§ MATERIAL PROVIDED
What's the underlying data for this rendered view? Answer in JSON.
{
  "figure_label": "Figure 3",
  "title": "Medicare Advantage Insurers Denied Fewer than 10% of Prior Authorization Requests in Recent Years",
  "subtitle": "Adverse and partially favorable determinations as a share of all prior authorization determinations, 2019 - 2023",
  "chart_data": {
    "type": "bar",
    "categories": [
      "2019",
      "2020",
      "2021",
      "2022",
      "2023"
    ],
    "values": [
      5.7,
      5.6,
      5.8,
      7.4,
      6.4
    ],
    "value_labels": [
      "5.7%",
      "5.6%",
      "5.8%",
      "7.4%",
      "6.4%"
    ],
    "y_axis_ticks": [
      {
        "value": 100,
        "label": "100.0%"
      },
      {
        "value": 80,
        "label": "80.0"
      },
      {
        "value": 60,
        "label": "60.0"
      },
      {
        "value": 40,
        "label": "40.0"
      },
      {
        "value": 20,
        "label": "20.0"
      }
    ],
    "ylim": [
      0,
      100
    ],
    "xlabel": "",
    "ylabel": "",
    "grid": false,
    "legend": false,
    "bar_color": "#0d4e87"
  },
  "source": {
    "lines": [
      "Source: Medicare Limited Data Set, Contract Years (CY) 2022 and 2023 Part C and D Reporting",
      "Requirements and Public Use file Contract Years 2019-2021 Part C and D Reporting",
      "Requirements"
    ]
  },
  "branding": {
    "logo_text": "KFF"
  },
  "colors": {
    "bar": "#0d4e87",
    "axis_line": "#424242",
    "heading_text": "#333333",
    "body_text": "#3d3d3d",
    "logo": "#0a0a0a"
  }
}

§ STATED TASK
How many of the lines above include the string "Contract"? Answer with the number only.

§ TASK SOLUTION
2